[Stored data]

'''

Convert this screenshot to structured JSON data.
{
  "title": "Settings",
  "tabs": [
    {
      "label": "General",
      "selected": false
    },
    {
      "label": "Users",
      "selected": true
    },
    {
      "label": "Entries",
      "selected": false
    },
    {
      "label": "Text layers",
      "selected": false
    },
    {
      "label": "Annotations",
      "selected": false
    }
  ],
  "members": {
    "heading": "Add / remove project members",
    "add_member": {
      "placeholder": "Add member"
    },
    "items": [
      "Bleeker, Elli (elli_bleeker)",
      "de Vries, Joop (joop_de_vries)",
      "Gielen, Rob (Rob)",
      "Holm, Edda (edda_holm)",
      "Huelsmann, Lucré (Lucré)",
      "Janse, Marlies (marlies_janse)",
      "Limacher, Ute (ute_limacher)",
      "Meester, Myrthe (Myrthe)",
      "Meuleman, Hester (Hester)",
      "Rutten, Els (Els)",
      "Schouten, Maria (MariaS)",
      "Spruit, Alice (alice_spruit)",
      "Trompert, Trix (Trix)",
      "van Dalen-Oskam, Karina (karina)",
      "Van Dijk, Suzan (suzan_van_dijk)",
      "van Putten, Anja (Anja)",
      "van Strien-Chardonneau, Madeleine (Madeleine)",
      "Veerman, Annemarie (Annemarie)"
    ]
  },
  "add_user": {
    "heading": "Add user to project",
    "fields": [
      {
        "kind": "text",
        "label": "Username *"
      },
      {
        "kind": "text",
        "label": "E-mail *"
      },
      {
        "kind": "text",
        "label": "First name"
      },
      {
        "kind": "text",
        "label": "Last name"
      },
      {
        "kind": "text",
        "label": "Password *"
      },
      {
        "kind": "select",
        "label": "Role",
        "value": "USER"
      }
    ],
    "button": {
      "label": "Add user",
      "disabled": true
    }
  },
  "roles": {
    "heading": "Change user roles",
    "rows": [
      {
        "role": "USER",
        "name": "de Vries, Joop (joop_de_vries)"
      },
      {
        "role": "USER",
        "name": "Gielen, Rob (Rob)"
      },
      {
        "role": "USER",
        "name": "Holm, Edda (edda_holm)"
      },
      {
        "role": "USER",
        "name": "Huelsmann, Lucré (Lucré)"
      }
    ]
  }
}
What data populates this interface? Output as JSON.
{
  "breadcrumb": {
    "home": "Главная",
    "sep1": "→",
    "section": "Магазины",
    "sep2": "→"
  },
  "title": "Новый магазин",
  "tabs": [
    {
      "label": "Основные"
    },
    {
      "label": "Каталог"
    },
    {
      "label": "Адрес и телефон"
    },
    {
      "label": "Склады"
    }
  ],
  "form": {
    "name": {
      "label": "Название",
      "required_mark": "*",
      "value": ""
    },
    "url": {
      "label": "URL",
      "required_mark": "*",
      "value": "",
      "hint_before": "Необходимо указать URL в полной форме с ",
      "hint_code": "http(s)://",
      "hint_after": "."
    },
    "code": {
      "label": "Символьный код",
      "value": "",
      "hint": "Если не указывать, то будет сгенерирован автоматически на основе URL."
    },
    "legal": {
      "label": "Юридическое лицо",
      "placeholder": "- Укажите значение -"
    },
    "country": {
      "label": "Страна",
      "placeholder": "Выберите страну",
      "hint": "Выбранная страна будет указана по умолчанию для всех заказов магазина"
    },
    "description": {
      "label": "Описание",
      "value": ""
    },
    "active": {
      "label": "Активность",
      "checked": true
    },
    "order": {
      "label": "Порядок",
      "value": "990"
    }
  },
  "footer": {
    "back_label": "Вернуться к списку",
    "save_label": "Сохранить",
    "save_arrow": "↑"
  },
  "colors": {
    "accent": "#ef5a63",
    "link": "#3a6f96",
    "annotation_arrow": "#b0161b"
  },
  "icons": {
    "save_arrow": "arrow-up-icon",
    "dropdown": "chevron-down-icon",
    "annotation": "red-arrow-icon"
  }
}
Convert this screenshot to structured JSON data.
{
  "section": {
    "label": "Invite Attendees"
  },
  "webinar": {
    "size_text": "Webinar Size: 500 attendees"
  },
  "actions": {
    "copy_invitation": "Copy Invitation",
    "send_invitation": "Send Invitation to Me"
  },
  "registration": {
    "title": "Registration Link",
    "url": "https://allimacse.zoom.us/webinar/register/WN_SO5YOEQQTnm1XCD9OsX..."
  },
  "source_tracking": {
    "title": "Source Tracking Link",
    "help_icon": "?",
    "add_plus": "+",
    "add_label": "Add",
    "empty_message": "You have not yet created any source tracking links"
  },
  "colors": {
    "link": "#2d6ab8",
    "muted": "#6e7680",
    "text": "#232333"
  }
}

'''

Repeat all the entries exactly as given.

Exercise answer:
Convert this screenshot to structured JSON data.
{
  "title": "Settings",
  "tabs": [
    {
      "label": "General",
      "selected": false
    },
    {
      "label": "Users",
      "selected": true
    },
    {
      "label": "Entries",
      "selected": false
    },
    {
      "label": "Text layers",
      "selected": false
    },
    {
      "label": "Annotations",
      "selected": false
    }
  ],
  "members": {
    "heading": "Add / remove project members",
    "add_member": {
      "placeholder": "Add member"
    },
    "items": [
      "Bleeker, Elli (elli_bleeker)",
      "de Vries, Joop (joop_de_vries)",
      "Gielen, Rob (Rob)",
      "Holm, Edda (edda_holm)",
      "Huelsmann, Lucré (Lucré)",
      "Janse, Marlies (marlies_janse)",
      "Limacher, Ute (ute_limacher)",
      "Meester, Myrthe (Myrthe)",
      "Meuleman, Hester (Hester)",
      "Rutten, Els (Els)",
      "Schouten, Maria (MariaS)",
      "Spruit, Alice (alice_spruit)",
      "Trompert, Trix (Trix)",
      "van Dalen-Oskam, Karina (karina)",
      "Van Dijk, Suzan (suzan_van_dijk)",
      "van Putten, Anja (Anja)",
      "van Strien-Chardonneau, Madeleine (Madeleine)",
      "Veerman, Annemarie (Annemarie)"
    ]
  },
  "add_user": {
    "heading": "Add user to project",
    "fields": [
      {
        "kind": "text",
        "label": "Username *"
      },
      {
        "kind": "text",
        "label": "E-mail *"
      },
      {
        "kind": "text",
        "label": "First name"
      },
      {
        "kind": "text",
        "label": "Last name"
      },
      {
        "kind": "text",
        "label": "Password *"
      },
      {
        "kind": "select",
        "label": "Role",
        "value": "USER"
      }
    ],
    "button": {
      "label": "Add user",
      "disabled": true
    }
  },
  "roles": {
    "heading": "Change user roles",
    "rows": [
      {
        "role": "USER",
        "name": "de Vries, Joop (joop_de_vries)"
      },
      {
        "role": "USER",
        "name": "Gielen, Rob (Rob)"
      },
      {
        "role": "USER",
        "name": "Holm, Edda (edda_holm)"
      },
      {
        "role": "USER",
        "name": "Huelsmann, Lucré (Lucré)"
      }
    ]
  }
}
What data populates this interface? Output as JSON.
{
  "breadcrumb": {
    "home": "Главная",
    "sep1": "→",
    "section": "Магазины",
    "sep2": "→"
  },
  "title": "Новый магазин",
  "tabs": [
    {
      "label": "Основные"
    },
    {
      "label": "Каталог"
    },
    {
      "label": "Адрес и телефон"
    },
    {
      "label": "Склады"
    }
  ],
  "form": {
    "name": {
      "label": "Название",
      "required_mark": "*",
      "value": ""
    },
    "url": {
      "label": "URL",
      "required_mark": "*",
      "value": "",
      "hint_before": "Необходимо указать URL в полной форме с ",
      "hint_code": "http(s)://",
      "hint_after": "."
    },
    "code": {
      "label": "Символьный код",
      "value": "",
      "hint": "Если не указывать, то будет сгенерирован автоматически на основе URL."
    },
    "legal": {
      "label": "Юридическое лицо",
      "placeholder": "- Укажите значение -"
    },
    "country": {
      "label": "Страна",
      "placeholder": "Выберите страну",
      "hint": "Выбранная страна будет указана по умолчанию для всех заказов магазина"
    },
    "description": {
      "label": "Описание",
      "value": ""
    },
    "active": {
      "label": "Активность",
      "checked": true
    },
    "order": {
      "label": "Порядок",
      "value": "990"
    }
  },
  "footer": {
    "back_label": "Вернуться к списку",
    "save_label": "Сохранить",
    "save_arrow": "↑"
  },
  "colors": {
    "accent": "#ef5a63",
    "link": "#3a6f96",
    "annotation_arrow": "#b0161b"
  },
  "icons": {
    "save_arrow": "arrow-up-icon",
    "dropdown": "chevron-down-icon",
    "annotation": "red-arrow-icon"
  }
}
Convert this screenshot to structured JSON data.
{
  "section": {
    "label": "Invite Attendees"
  },
  "webinar": {
    "size_text": "Webinar Size: 500 attendees"
  },
  "actions": {
    "copy_invitation": "Copy Invitation",
    "send_invitation": "Send Invitation to Me"
  },
  "registration": {
    "title": "Registration Link",
    "url": "https://allimacse.zoom.us/webinar/register/WN_SO5YOEQQTnm1XCD9OsX..."
  },
  "source_tracking": {
    "title": "Source Tracking Link",
    "help_icon": "?",
    "add_plus": "+",
    "add_label": "Add",
    "empty_message": "You have not yet created any source tracking links"
  },
  "colors": {
    "link": "#2d6ab8",
    "muted": "#6e7680",
    "text": "#232333"
  }
}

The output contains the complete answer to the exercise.